Task requirements.
Report the count of lines holding "text" in the records, with no other words.

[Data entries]
►

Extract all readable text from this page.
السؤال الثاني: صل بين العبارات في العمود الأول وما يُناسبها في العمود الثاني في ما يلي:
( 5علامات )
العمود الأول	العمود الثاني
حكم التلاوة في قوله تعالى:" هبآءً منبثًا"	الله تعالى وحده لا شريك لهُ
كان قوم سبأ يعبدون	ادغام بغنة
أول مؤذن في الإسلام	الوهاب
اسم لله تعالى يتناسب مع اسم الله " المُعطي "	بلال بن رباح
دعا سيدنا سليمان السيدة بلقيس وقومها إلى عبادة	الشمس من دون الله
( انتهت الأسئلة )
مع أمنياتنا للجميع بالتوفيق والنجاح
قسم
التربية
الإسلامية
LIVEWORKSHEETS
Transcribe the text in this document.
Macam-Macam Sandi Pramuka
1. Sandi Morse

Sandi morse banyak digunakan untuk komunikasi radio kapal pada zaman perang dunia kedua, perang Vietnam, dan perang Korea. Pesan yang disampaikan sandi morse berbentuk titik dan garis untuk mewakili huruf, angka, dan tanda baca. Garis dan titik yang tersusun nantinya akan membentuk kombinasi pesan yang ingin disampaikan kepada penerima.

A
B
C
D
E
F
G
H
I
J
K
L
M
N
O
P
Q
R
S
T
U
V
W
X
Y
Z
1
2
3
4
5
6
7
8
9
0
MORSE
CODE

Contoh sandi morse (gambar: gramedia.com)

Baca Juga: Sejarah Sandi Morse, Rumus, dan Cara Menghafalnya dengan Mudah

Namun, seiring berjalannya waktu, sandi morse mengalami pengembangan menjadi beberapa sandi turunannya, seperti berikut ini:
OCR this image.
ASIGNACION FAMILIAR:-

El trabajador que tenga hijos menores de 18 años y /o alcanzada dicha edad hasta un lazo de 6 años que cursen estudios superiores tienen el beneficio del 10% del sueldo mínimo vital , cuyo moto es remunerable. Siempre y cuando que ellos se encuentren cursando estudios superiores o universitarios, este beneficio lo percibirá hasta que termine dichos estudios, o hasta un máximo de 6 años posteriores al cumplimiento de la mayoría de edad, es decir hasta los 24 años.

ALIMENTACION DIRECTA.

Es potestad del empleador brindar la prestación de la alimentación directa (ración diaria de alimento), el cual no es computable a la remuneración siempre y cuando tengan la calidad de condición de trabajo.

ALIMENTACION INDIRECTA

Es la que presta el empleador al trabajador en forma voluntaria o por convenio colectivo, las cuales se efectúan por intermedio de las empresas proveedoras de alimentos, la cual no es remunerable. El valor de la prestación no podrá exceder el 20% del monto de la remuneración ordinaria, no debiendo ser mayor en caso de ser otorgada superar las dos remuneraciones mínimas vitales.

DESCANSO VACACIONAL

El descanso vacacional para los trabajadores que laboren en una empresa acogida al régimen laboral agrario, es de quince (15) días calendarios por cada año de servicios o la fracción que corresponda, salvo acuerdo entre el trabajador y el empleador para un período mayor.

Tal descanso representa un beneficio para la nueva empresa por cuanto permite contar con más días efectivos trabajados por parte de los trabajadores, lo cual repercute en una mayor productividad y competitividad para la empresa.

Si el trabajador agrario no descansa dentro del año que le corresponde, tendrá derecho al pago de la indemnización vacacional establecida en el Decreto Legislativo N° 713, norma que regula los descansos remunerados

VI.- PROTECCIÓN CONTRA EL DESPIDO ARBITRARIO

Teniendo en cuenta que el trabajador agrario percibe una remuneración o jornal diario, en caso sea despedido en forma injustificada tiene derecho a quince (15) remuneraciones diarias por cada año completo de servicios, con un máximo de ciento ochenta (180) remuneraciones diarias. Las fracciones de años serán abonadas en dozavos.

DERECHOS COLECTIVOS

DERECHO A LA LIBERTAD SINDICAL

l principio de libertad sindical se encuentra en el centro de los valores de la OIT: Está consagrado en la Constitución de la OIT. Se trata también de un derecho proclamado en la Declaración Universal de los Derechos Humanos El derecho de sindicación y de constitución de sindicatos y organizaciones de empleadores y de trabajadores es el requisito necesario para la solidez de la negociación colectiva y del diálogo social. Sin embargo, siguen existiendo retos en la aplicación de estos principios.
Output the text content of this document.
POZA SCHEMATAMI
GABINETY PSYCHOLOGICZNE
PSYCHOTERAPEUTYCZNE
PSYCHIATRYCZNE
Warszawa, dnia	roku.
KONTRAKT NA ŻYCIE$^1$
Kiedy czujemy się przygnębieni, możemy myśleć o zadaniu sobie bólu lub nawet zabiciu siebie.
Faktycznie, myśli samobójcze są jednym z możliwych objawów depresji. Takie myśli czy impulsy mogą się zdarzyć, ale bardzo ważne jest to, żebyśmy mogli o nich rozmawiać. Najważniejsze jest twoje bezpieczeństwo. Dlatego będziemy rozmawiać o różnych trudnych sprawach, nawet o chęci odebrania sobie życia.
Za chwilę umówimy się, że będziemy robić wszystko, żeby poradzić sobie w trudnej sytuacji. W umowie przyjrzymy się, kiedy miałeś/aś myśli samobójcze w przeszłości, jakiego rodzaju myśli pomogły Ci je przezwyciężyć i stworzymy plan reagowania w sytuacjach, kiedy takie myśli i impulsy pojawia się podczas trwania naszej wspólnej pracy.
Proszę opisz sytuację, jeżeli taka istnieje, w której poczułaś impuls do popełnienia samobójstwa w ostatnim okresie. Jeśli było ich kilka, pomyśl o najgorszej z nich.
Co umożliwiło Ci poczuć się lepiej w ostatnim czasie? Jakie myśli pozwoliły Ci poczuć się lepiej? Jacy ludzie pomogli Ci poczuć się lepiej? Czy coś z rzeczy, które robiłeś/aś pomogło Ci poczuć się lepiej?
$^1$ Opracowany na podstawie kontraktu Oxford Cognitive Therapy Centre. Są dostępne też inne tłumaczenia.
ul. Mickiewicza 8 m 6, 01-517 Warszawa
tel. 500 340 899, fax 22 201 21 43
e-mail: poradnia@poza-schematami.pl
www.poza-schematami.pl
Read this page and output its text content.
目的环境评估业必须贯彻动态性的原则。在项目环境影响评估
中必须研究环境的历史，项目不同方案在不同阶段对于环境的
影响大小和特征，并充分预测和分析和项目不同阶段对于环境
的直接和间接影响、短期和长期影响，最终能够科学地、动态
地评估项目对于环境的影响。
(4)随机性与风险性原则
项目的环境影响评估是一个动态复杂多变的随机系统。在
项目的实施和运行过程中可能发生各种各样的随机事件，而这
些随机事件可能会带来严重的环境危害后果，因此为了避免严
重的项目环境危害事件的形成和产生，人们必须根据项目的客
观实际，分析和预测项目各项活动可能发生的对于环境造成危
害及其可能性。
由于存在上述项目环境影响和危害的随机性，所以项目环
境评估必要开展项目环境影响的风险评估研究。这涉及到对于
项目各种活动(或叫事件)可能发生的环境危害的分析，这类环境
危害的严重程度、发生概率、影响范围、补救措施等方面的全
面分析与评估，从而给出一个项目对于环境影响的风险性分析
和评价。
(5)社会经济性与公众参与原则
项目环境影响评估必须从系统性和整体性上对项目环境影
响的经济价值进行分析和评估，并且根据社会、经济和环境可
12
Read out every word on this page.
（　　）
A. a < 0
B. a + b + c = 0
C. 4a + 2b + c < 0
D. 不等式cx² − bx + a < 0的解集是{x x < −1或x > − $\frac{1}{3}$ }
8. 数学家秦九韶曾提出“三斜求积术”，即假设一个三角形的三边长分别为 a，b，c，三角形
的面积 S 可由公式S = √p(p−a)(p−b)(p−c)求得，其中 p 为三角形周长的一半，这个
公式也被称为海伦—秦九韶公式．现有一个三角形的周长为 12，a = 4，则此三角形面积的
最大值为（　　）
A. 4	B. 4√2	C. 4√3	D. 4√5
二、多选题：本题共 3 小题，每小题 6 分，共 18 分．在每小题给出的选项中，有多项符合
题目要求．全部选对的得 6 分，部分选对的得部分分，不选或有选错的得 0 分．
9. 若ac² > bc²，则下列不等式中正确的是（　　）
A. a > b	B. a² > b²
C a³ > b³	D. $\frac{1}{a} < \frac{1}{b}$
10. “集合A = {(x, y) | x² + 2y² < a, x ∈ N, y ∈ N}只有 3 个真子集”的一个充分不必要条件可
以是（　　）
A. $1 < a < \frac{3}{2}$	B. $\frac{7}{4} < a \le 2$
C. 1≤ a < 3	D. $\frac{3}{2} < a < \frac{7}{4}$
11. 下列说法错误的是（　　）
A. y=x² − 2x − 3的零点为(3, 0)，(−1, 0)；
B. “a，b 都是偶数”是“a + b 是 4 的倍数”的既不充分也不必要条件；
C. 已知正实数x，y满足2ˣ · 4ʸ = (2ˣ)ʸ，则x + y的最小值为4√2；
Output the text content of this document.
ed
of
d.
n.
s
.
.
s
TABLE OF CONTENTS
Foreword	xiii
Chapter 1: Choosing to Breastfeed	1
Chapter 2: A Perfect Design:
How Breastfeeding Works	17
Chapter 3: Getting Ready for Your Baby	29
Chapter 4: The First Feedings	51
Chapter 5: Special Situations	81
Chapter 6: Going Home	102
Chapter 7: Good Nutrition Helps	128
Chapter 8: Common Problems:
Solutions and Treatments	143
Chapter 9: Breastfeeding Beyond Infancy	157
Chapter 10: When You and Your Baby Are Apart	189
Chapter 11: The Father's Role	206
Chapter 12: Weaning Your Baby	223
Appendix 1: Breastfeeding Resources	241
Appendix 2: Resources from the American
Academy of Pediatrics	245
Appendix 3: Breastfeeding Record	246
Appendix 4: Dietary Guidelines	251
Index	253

◄

Complete output.
5